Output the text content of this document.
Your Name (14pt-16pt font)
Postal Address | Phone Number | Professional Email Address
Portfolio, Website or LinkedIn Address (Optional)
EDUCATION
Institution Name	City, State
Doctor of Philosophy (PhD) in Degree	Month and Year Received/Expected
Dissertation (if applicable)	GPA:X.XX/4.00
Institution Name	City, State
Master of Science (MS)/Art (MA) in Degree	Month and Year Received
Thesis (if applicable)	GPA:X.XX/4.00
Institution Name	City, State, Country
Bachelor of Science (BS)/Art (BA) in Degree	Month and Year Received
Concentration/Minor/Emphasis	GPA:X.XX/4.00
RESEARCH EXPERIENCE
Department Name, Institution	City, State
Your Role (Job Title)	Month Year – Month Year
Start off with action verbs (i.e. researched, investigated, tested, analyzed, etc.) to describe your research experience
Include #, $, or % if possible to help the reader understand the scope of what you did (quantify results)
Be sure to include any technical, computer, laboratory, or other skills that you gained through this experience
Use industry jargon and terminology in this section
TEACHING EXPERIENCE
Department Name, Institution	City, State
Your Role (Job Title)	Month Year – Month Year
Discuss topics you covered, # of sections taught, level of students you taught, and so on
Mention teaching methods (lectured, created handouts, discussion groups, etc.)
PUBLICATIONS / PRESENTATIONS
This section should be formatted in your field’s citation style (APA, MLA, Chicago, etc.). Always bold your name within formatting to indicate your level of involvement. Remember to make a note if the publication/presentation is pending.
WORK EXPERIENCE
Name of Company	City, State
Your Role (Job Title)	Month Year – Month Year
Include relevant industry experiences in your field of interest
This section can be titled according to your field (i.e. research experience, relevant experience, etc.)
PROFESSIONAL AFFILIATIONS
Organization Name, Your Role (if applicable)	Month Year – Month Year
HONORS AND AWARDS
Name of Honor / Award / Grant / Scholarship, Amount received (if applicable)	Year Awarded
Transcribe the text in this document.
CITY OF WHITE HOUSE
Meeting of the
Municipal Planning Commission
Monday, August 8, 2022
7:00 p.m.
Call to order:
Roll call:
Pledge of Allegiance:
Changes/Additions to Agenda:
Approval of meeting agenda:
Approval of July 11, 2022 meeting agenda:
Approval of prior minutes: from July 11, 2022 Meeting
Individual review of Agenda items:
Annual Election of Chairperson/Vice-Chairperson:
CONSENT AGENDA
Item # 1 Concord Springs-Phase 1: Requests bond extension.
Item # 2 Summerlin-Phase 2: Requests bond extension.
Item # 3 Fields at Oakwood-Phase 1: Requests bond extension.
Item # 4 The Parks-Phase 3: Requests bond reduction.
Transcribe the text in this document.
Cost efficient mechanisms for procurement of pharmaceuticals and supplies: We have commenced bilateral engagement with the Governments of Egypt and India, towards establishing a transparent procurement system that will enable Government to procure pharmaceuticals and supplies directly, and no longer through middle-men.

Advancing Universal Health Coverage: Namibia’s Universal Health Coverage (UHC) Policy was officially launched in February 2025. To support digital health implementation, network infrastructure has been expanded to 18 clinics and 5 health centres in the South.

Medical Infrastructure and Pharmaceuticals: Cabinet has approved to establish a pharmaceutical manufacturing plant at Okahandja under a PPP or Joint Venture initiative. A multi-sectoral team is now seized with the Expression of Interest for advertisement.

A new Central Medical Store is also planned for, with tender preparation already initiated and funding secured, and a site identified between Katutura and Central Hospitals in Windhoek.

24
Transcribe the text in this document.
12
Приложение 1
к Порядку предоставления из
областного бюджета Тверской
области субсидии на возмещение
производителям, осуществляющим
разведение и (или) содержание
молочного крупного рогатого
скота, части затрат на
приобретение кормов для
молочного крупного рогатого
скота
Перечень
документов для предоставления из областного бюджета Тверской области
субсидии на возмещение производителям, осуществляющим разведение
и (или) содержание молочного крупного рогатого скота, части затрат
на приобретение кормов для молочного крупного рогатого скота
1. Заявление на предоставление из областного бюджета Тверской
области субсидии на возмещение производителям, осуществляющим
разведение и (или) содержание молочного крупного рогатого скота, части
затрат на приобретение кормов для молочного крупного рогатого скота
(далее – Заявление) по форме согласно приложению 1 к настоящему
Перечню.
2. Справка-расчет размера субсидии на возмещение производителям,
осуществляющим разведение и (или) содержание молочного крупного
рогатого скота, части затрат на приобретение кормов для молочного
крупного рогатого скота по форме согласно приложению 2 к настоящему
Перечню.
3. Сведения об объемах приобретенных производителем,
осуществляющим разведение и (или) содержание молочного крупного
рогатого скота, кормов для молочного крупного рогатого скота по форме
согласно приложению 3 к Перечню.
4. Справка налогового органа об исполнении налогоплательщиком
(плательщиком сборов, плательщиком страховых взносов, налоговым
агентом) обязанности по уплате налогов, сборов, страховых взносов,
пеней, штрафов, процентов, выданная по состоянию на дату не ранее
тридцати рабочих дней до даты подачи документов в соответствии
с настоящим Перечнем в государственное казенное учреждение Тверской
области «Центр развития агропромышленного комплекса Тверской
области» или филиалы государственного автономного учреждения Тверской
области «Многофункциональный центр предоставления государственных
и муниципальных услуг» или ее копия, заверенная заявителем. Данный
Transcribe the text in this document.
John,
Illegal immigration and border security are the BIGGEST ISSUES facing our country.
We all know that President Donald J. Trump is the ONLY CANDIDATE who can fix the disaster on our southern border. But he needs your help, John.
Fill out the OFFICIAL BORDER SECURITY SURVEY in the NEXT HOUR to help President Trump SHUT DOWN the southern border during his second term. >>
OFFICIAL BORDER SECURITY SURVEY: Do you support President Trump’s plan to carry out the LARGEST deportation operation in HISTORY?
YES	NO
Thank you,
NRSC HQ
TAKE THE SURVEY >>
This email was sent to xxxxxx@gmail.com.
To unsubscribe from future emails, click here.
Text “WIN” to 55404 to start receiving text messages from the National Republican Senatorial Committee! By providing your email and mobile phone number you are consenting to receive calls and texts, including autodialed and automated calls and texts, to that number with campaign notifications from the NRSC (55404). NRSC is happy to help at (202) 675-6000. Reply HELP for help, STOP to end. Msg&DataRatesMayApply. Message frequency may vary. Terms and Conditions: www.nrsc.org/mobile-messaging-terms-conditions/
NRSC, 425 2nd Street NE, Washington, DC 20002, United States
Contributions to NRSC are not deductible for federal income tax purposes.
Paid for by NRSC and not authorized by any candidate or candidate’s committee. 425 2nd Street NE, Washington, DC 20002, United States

----------------------------------------

Provide all the records again, word for word.

**Output below:**
Output the text content of this document.
Your Name (14pt-16pt font)
Postal Address | Phone Number | Professional Email Address
Portfolio, Website or LinkedIn Address (Optional)
EDUCATION
Institution Name	City, State
Doctor of Philosophy (PhD) in Degree	Month and Year Received/Expected
Dissertation (if applicable)	GPA:X.XX/4.00
Institution Name	City, State
Master of Science (MS)/Art (MA) in Degree	Month and Year Received
Thesis (if applicable)	GPA:X.XX/4.00
Institution Name	City, State, Country
Bachelor of Science (BS)/Art (BA) in Degree	Month and Year Received
Concentration/Minor/Emphasis	GPA:X.XX/4.00
RESEARCH EXPERIENCE
Department Name, Institution	City, State
Your Role (Job Title)	Month Year – Month Year
Start off with action verbs (i.e. researched, investigated, tested, analyzed, etc.) to describe your research experience
Include #, $, or % if possible to help the reader understand the scope of what you did (quantify results)
Be sure to include any technical, computer, laboratory, or other skills that you gained through this experience
Use industry jargon and terminology in this section
TEACHING EXPERIENCE
Department Name, Institution	City, State
Your Role (Job Title)	Month Year – Month Year
Discuss topics you covered, # of sections taught, level of students you taught, and so on
Mention teaching methods (lectured, created handouts, discussion groups, etc.)
PUBLICATIONS / PRESENTATIONS
This section should be formatted in your field’s citation style (APA, MLA, Chicago, etc.). Always bold your name within formatting to indicate your level of involvement. Remember to make a note if the publication/presentation is pending.
WORK EXPERIENCE
Name of Company	City, State
Your Role (Job Title)	Month Year – Month Year
Include relevant industry experiences in your field of interest
This section can be titled according to your field (i.e. research experience, relevant experience, etc.)
PROFESSIONAL AFFILIATIONS
Organization Name, Your Role (if applicable)	Month Year – Month Year
HONORS AND AWARDS
Name of Honor / Award / Grant / Scholarship, Amount received (if applicable)	Year Awarded
Transcribe the text in this document.
CITY OF WHITE HOUSE
Meeting of the
Municipal Planning Commission
Monday, August 8, 2022
7:00 p.m.
Call to order:
Roll call:
Pledge of Allegiance:
Changes/Additions to Agenda:
Approval of meeting agenda:
Approval of July 11, 2022 meeting agenda:
Approval of prior minutes: from July 11, 2022 Meeting
Individual review of Agenda items:
Annual Election of Chairperson/Vice-Chairperson:
CONSENT AGENDA
Item # 1 Concord Springs-Phase 1: Requests bond extension.
Item # 2 Summerlin-Phase 2: Requests bond extension.
Item # 3 Fields at Oakwood-Phase 1: Requests bond extension.
Item # 4 The Parks-Phase 3: Requests bond reduction.
Transcribe the text in this document.
Cost efficient mechanisms for procurement of pharmaceuticals and supplies: We have commenced bilateral engagement with the Governments of Egypt and India, towards establishing a transparent procurement system that will enable Government to procure pharmaceuticals and supplies directly, and no longer through middle-men.

Advancing Universal Health Coverage: Namibia’s Universal Health Coverage (UHC) Policy was officially launched in February 2025. To support digital health implementation, network infrastructure has been expanded to 18 clinics and 5 health centres in the South.

Medical Infrastructure and Pharmaceuticals: Cabinet has approved to establish a pharmaceutical manufacturing plant at Okahandja under a PPP or Joint Venture initiative. A multi-sectoral team is now seized with the Expression of Interest for advertisement.

A new Central Medical Store is also planned for, with tender preparation already initiated and funding secured, and a site identified between Katutura and Central Hospitals in Windhoek.

24
Transcribe the text in this document.
12
Приложение 1
к Порядку предоставления из
областного бюджета Тверской
области субсидии на возмещение
производителям, осуществляющим
разведение и (или) содержание
молочного крупного рогатого
скота, части затрат на
приобретение кормов для
молочного крупного рогатого
скота
Перечень
документов для предоставления из областного бюджета Тверской области
субсидии на возмещение производителям, осуществляющим разведение
и (или) содержание молочного крупного рогатого скота, части затрат
на приобретение кормов для молочного крупного рогатого скота
1. Заявление на предоставление из областного бюджета Тверской
области субсидии на возмещение производителям, осуществляющим
разведение и (или) содержание молочного крупного рогатого скота, части
затрат на приобретение кормов для молочного крупного рогатого скота
(далее – Заявление) по форме согласно приложению 1 к настоящему
Перечню.
2. Справка-расчет размера субсидии на возмещение производителям,
осуществляющим разведение и (или) содержание молочного крупного
рогатого скота, части затрат на приобретение кормов для молочного
крупного рогатого скота по форме согласно приложению 2 к настоящему
Перечню.
3. Сведения об объемах приобретенных производителем,
осуществляющим разведение и (или) содержание молочного крупного
рогатого скота, кормов для молочного крупного рогатого скота по форме
согласно приложению 3 к Перечню.
4. Справка налогового органа об исполнении налогоплательщиком
(плательщиком сборов, плательщиком страховых взносов, налоговым
агентом) обязанности по уплате налогов, сборов, страховых взносов,
пеней, штрафов, процентов, выданная по состоянию на дату не ранее
тридцати рабочих дней до даты подачи документов в соответствии
с настоящим Перечнем в государственное казенное учреждение Тверской
области «Центр развития агропромышленного комплекса Тверской
области» или филиалы государственного автономного учреждения Тверской
области «Многофункциональный центр предоставления государственных
и муниципальных услуг» или ее копия, заверенная заявителем. Данный
Transcribe the text in this document.
John,
Illegal immigration and border security are the BIGGEST ISSUES facing our country.
We all know that President Donald J. Trump is the ONLY CANDIDATE who can fix the disaster on our southern border. But he needs your help, John.
Fill out the OFFICIAL BORDER SECURITY SURVEY in the NEXT HOUR to help President Trump SHUT DOWN the southern border during his second term. >>
OFFICIAL BORDER SECURITY SURVEY: Do you support President Trump’s plan to carry out the LARGEST deportation operation in HISTORY?
YES	NO
Thank you,
NRSC HQ
TAKE THE SURVEY >>
This email was sent to xxxxxx@gmail.com.
To unsubscribe from future emails, click here.
Text “WIN” to 55404 to start receiving text messages from the National Republican Senatorial Committee! By providing your email and mobile phone number you are consenting to receive calls and texts, including autodialed and automated calls and texts, to that number with campaign notifications from the NRSC (55404). NRSC is happy to help at (202) 675-6000. Reply HELP for help, STOP to end. Msg&DataRatesMayApply. Message frequency may vary. Terms and Conditions: www.nrsc.org/mobile-messaging-terms-conditions/
NRSC, 425 2nd Street NE, Washington, DC 20002, United States
Contributions to NRSC are not deductible for federal income tax purposes.
Paid for by NRSC and not authorized by any candidate or candidate’s committee. 425 2nd Street NE, Washington, DC 20002, United States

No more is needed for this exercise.